Using the entries that follow, state how many lines contain the word "JSON". The response is that number and nothing more.

Entries with figure data
BEGIN
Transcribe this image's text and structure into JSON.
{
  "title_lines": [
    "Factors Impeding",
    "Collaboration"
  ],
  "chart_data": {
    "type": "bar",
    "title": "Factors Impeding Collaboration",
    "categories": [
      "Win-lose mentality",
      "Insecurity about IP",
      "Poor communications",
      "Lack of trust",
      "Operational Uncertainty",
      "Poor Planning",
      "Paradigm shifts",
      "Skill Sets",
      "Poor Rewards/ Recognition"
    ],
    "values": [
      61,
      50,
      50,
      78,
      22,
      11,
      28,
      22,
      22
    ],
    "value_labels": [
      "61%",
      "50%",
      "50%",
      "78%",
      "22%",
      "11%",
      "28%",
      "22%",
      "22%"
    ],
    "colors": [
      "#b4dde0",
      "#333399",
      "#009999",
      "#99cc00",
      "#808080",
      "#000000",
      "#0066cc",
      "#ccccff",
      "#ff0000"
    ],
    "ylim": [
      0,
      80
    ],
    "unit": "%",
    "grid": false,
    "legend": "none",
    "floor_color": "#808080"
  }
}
END
BEGIN
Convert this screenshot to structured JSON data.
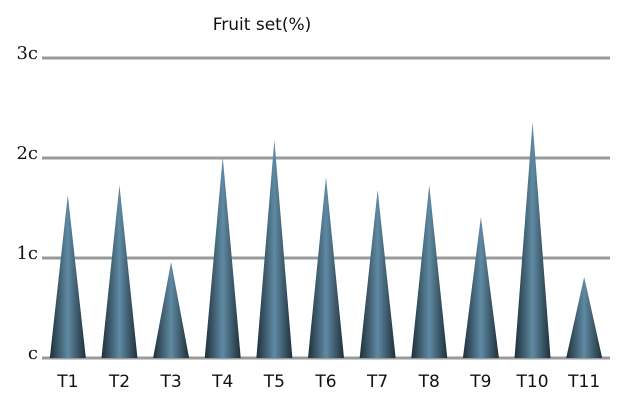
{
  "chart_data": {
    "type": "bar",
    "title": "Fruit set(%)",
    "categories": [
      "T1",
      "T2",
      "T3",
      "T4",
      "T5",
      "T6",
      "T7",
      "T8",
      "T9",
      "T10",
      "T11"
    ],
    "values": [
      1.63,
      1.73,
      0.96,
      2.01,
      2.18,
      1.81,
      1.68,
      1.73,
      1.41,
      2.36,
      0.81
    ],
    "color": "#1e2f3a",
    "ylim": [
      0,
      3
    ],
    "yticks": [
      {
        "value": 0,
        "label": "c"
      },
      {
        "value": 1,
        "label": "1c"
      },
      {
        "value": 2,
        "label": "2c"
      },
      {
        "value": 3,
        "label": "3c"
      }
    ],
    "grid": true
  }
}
END
■ Output:
2